Extract the line that contains "What does this" and every line after it to the end of the records below, exactly as written and nothing else.
►
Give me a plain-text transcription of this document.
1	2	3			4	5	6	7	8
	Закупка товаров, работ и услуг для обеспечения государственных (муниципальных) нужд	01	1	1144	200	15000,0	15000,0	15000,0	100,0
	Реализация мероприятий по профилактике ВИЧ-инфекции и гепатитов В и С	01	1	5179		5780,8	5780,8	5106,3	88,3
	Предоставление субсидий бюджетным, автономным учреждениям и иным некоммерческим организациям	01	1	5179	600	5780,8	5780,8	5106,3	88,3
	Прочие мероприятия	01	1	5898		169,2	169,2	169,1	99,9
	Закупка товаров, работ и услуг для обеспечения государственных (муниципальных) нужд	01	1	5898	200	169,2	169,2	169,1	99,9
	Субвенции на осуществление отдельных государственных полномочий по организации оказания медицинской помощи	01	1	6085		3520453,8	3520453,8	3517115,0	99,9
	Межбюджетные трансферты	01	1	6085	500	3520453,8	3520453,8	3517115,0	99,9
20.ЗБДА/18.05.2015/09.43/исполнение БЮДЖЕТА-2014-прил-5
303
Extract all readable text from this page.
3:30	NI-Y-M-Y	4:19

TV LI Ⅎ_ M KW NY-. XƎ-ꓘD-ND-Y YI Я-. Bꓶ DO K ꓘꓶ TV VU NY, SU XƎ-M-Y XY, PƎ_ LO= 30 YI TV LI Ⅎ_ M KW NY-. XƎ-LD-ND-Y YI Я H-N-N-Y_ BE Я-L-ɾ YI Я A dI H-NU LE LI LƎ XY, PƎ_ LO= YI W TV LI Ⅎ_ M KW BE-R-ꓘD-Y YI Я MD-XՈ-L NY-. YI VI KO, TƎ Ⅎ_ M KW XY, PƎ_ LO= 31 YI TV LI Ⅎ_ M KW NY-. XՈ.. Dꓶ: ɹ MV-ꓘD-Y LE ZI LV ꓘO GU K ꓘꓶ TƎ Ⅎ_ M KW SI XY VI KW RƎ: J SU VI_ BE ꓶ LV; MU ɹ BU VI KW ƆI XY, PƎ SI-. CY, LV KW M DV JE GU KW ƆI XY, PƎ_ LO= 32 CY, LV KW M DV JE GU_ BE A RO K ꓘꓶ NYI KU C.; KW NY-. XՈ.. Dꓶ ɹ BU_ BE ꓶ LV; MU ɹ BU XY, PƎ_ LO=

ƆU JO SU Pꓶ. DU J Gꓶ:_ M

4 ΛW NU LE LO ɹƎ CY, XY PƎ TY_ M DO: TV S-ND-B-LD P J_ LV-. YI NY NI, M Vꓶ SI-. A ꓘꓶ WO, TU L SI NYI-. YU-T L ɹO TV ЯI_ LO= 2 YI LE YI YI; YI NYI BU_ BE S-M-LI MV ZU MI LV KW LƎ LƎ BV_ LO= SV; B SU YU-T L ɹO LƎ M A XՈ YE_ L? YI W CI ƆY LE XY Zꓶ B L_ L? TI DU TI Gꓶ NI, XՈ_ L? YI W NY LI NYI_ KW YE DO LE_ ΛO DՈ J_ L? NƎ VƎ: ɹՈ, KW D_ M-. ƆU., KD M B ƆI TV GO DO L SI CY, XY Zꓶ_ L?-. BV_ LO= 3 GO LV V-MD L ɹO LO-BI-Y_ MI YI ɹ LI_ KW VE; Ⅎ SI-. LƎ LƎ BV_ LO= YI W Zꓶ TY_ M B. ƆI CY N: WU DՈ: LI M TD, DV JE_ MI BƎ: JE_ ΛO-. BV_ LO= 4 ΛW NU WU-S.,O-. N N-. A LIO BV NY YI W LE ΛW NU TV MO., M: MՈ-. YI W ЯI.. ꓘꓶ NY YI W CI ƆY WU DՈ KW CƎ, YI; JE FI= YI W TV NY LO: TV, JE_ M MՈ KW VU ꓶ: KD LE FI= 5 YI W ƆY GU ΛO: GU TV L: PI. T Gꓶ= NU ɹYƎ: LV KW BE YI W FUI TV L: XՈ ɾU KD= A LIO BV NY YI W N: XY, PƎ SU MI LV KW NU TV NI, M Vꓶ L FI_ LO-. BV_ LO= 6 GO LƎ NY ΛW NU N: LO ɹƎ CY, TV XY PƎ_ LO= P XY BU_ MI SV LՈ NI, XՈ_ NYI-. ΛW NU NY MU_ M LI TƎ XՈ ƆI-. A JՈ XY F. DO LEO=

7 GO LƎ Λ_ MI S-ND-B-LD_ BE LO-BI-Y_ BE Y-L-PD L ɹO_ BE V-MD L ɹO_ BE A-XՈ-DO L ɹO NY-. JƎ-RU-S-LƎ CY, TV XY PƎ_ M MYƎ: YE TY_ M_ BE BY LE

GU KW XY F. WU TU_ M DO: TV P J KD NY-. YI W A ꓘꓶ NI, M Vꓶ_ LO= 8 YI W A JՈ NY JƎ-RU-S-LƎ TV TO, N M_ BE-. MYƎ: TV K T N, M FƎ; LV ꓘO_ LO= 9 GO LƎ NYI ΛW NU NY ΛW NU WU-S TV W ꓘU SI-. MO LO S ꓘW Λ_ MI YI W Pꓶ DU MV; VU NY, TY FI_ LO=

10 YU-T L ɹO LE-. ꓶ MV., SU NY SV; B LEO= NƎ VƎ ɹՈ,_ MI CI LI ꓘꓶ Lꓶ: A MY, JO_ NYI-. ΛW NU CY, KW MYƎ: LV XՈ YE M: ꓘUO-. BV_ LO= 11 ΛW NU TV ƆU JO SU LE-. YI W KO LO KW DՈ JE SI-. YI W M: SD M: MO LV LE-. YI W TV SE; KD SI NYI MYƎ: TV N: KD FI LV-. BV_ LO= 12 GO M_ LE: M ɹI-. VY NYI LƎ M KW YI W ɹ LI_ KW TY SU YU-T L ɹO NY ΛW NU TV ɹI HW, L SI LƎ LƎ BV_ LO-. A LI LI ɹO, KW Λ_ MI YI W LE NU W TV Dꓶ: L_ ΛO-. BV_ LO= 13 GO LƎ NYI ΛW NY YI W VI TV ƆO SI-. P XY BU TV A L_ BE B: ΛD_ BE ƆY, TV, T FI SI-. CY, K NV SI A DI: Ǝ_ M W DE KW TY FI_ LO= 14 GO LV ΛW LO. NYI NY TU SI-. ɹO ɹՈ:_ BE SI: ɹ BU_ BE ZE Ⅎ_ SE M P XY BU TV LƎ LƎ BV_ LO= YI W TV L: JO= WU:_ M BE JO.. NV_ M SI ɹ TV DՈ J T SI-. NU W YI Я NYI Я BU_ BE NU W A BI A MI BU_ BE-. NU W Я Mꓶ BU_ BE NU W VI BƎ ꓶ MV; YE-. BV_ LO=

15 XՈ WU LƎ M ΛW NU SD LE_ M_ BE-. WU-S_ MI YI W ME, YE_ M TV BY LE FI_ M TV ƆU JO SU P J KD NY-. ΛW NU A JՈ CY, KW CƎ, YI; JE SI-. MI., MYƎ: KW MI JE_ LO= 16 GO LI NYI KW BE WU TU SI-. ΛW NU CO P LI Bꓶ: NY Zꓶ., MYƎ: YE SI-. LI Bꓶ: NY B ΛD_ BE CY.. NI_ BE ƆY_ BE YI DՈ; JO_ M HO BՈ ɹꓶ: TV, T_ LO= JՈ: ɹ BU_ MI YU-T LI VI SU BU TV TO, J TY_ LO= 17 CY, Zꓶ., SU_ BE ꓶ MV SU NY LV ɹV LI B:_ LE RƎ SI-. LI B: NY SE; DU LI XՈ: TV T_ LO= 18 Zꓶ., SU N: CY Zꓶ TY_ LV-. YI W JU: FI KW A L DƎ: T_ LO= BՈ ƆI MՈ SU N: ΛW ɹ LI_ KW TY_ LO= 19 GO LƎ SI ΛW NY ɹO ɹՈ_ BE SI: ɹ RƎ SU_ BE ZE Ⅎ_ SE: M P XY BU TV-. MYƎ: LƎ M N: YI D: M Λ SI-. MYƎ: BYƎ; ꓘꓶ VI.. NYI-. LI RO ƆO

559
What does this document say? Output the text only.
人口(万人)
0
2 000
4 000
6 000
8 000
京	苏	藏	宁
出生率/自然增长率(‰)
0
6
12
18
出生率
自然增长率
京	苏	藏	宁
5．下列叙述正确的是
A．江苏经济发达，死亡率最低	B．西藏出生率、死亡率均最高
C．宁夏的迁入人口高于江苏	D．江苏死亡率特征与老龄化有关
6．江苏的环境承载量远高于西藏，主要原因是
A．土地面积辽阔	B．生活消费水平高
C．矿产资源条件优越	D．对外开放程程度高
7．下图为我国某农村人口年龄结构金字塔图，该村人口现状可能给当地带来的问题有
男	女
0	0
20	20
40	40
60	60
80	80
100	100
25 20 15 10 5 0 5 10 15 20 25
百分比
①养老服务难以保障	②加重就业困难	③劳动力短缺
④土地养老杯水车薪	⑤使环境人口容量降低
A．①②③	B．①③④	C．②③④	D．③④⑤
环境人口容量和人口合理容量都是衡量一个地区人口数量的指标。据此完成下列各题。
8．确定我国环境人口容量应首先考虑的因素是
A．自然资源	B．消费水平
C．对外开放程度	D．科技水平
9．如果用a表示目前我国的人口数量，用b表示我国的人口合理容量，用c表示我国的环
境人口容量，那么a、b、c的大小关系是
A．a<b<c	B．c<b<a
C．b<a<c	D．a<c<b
◄
- Solution to this task -
What does this document say? Output the text only.
人口(万人)
0
2 000
4 000
6 000
8 000
京	苏	藏	宁
出生率/自然增长率(‰)
0
6
12
18
出生率
自然增长率
京	苏	藏	宁
5．下列叙述正确的是
A．江苏经济发达，死亡率最低	B．西藏出生率、死亡率均最高
C．宁夏的迁入人口高于江苏	D．江苏死亡率特征与老龄化有关
6．江苏的环境承载量远高于西藏，主要原因是
A．土地面积辽阔	B．生活消费水平高
C．矿产资源条件优越	D．对外开放程程度高
7．下图为我国某农村人口年龄结构金字塔图，该村人口现状可能给当地带来的问题有
男	女
0	0
20	20
40	40
60	60
80	80
100	100
25 20 15 10 5 0 5 10 15 20 25
百分比
①养老服务难以保障	②加重就业困难	③劳动力短缺
④土地养老杯水车薪	⑤使环境人口容量降低
A．①②③	B．①③④	C．②③④	D．③④⑤
环境人口容量和人口合理容量都是衡量一个地区人口数量的指标。据此完成下列各题。
8．确定我国环境人口容量应首先考虑的因素是
A．自然资源	B．消费水平
C．对外开放程度	D．科技水平
9．如果用a表示目前我国的人口数量，用b表示我国的人口合理容量，用c表示我国的环
境人口容量，那么a、b、c的大小关系是
A．a<b<c	B．c<b<a
C．b<a<c	D．a<c<b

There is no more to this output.